### [Data for this exercise]
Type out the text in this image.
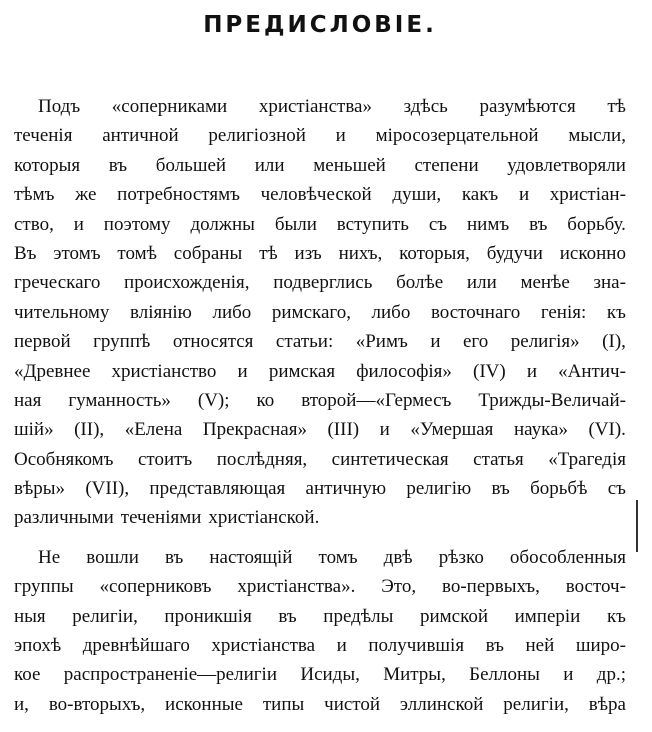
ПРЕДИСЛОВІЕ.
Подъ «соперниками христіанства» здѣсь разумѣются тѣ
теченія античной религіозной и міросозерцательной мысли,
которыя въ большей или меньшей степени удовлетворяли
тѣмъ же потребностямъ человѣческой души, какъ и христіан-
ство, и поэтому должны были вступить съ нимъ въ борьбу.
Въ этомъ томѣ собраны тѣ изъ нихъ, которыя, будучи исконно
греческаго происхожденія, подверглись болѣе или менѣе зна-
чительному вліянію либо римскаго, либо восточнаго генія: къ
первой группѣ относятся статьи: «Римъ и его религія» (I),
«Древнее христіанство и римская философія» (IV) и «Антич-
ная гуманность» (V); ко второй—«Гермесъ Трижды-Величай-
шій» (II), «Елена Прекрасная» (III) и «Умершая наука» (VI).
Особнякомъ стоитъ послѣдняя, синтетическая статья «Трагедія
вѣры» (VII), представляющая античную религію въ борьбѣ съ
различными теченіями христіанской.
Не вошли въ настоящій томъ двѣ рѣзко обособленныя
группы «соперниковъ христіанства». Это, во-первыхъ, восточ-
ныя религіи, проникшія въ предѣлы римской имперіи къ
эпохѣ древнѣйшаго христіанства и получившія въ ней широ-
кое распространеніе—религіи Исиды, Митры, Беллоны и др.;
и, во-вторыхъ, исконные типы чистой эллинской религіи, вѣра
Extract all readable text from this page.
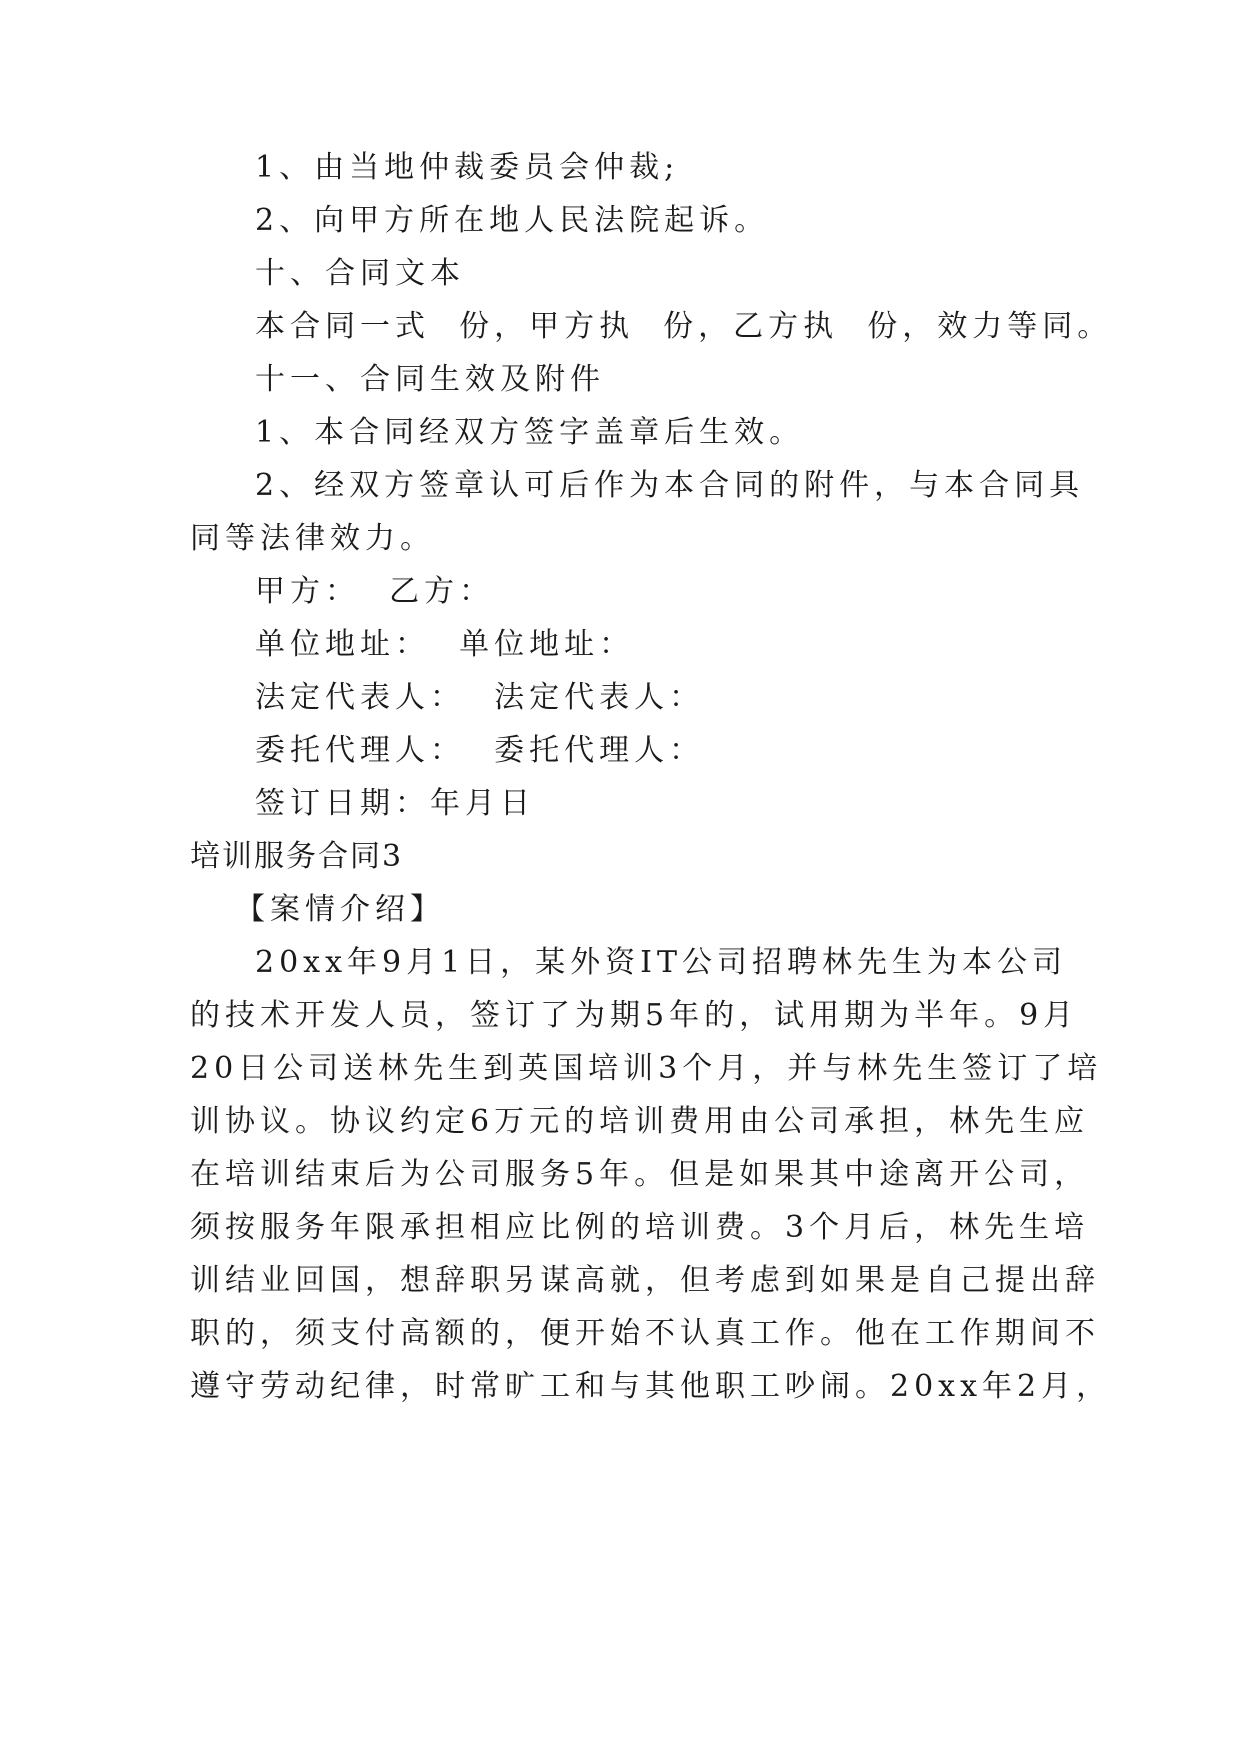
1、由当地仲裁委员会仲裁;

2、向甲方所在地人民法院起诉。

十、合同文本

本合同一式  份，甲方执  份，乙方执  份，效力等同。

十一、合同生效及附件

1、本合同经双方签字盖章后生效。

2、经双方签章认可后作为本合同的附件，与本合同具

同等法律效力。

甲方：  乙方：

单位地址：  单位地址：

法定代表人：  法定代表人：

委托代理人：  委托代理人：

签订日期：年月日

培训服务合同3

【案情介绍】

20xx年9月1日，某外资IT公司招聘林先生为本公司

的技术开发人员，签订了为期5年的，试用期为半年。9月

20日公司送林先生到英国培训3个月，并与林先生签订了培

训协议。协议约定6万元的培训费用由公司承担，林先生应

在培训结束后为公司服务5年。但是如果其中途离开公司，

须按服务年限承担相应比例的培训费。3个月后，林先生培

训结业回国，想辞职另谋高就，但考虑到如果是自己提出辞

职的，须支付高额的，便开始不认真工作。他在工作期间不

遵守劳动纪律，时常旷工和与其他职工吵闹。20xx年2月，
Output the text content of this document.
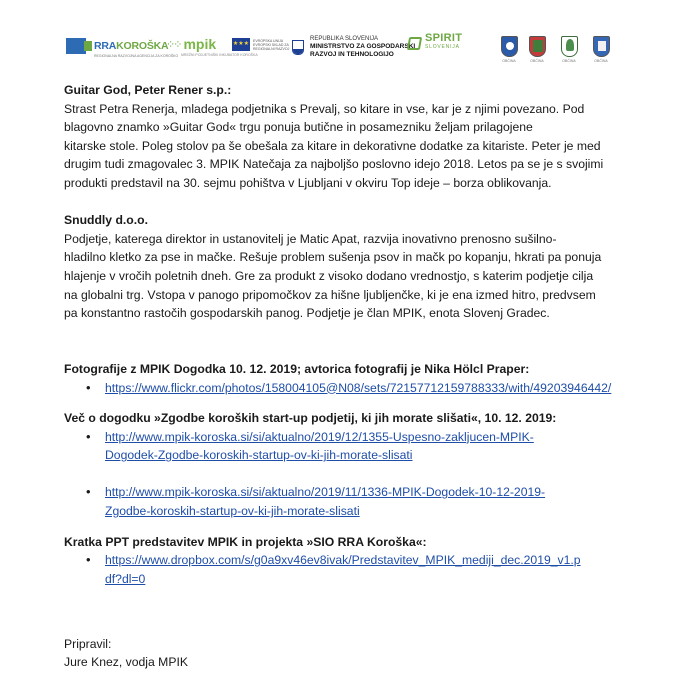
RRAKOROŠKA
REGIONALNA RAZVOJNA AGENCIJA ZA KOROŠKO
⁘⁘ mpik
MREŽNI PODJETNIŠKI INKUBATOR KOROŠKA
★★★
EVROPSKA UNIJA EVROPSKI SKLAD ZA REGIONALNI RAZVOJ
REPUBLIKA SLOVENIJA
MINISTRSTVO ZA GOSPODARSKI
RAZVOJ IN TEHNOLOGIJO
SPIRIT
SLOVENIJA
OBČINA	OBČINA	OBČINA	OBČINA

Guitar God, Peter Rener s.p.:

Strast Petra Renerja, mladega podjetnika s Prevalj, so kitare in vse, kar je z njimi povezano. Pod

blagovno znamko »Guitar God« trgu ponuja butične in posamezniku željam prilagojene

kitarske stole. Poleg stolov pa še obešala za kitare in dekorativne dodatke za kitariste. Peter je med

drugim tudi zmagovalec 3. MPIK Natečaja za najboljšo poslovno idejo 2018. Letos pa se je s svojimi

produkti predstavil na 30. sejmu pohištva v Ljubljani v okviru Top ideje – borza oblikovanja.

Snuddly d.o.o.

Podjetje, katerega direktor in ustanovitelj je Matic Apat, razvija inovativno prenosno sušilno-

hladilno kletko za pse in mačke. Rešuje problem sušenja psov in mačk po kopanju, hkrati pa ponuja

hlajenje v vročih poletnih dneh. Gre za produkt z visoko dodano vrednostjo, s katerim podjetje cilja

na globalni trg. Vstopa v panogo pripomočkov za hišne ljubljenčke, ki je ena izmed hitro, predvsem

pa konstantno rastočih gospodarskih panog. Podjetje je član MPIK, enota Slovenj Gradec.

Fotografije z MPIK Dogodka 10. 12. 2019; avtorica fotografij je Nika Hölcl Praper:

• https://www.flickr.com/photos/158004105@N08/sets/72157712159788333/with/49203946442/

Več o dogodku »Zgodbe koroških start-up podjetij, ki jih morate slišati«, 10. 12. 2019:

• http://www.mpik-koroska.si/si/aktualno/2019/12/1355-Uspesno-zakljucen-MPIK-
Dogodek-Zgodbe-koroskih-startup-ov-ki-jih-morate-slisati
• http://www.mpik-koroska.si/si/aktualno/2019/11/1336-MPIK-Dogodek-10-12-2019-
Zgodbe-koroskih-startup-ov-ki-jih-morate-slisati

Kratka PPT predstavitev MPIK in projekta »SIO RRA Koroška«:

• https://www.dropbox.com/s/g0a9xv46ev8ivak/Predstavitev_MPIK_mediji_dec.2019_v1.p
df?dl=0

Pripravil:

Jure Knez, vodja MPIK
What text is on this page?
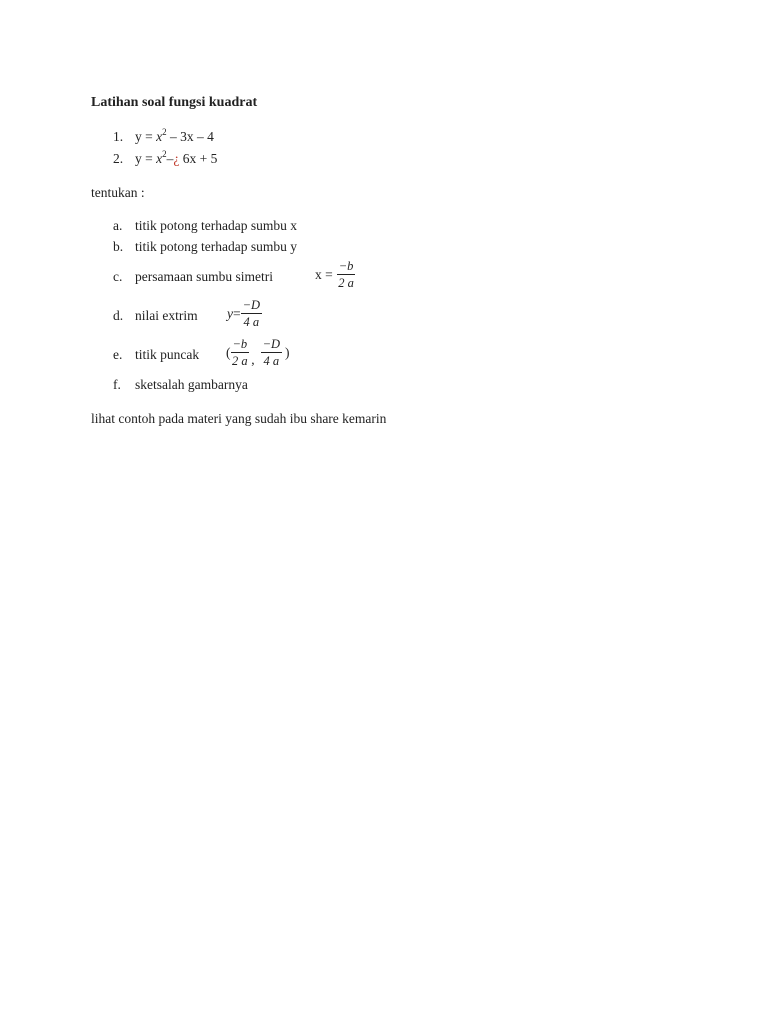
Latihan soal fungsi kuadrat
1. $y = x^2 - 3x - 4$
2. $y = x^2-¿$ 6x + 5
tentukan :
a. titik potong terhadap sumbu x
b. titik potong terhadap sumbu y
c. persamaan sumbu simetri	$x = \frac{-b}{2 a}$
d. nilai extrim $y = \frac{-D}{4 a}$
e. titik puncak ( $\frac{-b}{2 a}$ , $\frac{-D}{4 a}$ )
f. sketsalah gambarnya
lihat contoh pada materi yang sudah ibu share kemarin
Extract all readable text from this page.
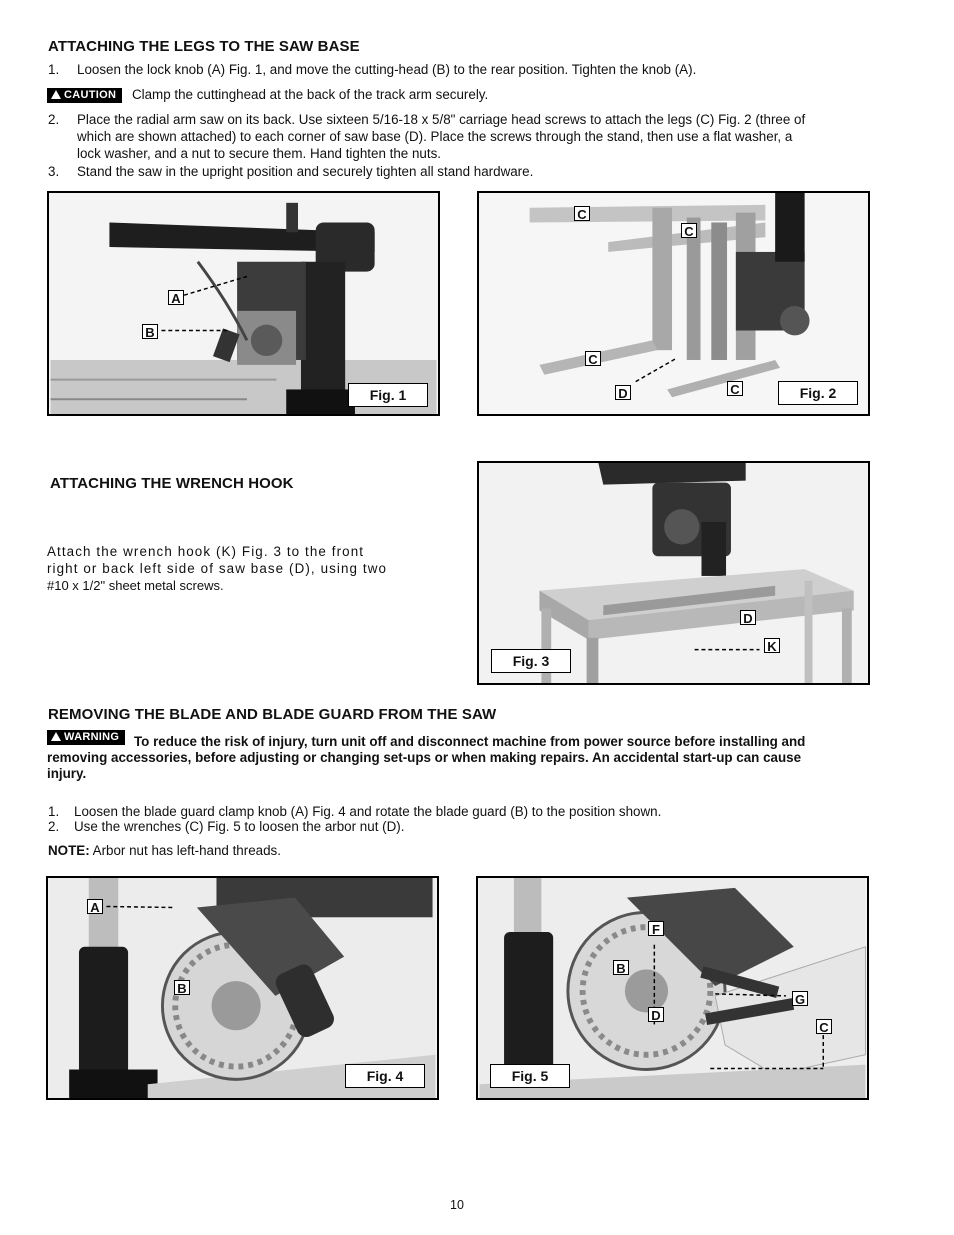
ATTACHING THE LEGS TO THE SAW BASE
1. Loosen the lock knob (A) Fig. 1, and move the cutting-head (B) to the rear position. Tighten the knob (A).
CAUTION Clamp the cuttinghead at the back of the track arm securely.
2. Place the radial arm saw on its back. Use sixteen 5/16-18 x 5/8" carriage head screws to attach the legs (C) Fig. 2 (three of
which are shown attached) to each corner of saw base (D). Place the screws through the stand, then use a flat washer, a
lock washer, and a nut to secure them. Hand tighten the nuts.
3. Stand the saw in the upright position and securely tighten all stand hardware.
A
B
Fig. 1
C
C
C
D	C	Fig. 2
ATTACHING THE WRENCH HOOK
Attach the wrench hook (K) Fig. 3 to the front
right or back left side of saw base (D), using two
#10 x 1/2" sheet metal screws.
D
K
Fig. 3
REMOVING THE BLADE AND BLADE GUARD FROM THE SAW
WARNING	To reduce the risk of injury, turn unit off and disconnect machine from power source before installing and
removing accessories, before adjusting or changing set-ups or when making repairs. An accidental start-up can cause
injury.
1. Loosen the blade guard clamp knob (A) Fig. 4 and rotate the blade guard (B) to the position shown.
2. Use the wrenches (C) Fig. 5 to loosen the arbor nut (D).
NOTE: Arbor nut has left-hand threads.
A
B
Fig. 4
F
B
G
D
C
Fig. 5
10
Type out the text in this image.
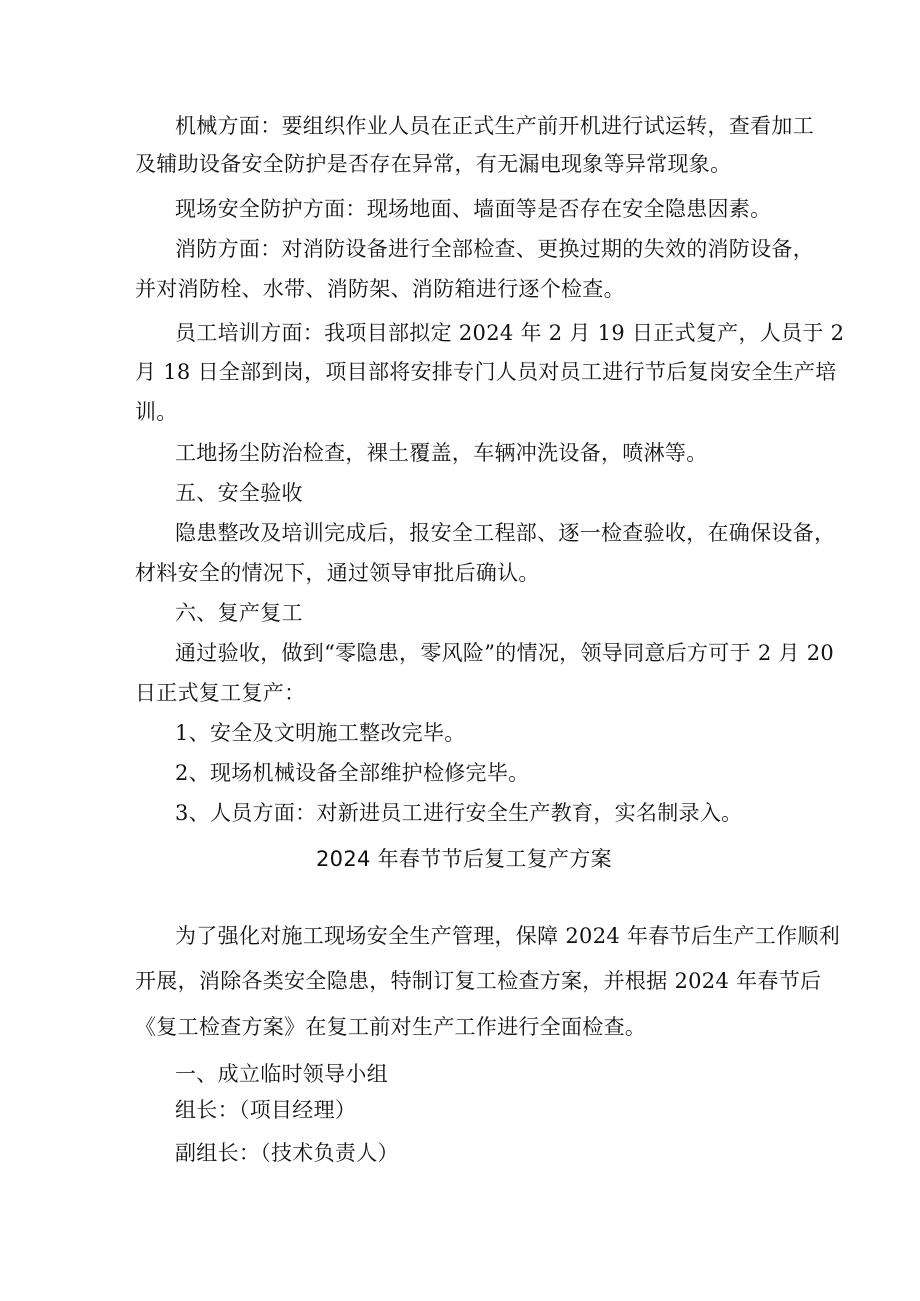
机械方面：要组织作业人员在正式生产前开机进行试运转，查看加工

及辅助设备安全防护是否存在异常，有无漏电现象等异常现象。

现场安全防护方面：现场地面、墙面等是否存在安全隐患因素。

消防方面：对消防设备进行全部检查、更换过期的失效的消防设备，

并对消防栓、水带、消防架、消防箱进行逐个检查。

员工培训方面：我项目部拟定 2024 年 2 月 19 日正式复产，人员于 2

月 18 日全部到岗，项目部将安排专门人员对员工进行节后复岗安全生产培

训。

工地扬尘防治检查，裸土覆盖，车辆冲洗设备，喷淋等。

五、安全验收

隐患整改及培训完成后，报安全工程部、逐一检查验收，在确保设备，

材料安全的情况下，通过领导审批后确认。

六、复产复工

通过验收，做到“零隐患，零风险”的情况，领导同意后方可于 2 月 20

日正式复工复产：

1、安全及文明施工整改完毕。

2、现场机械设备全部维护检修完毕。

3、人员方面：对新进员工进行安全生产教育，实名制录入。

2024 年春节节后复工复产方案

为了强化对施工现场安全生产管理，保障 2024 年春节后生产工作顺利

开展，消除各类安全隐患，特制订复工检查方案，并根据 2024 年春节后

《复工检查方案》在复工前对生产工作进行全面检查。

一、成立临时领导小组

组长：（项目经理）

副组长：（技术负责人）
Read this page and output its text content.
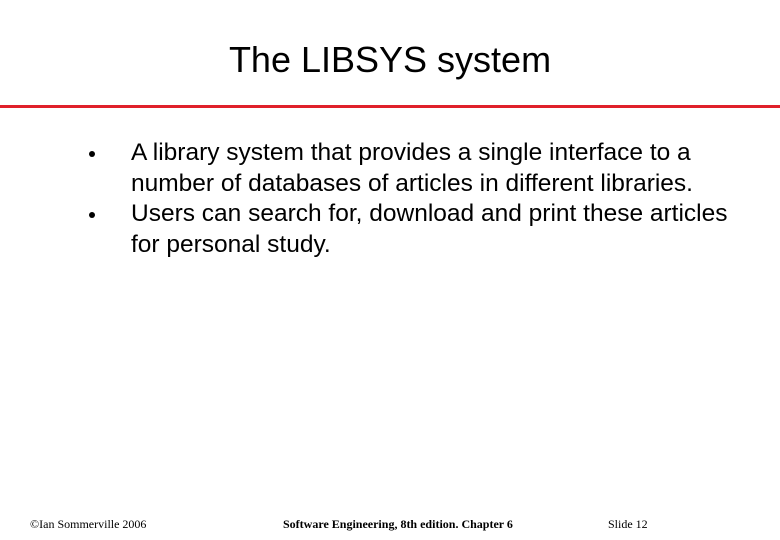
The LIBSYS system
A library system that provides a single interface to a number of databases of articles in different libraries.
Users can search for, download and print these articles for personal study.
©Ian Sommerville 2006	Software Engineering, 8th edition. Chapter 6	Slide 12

### [Task statement]
Which lines hold the string "Place"? List them all.

### [Task response]
2. Place the radial arm saw on its back. Use sixteen 5/16-18 x 5/8" carriage head screws to attach the legs (C) Fig. 2 (three of
which are shown attached) to each corner of saw base (D). Place the screws through the stand, then use a flat washer, a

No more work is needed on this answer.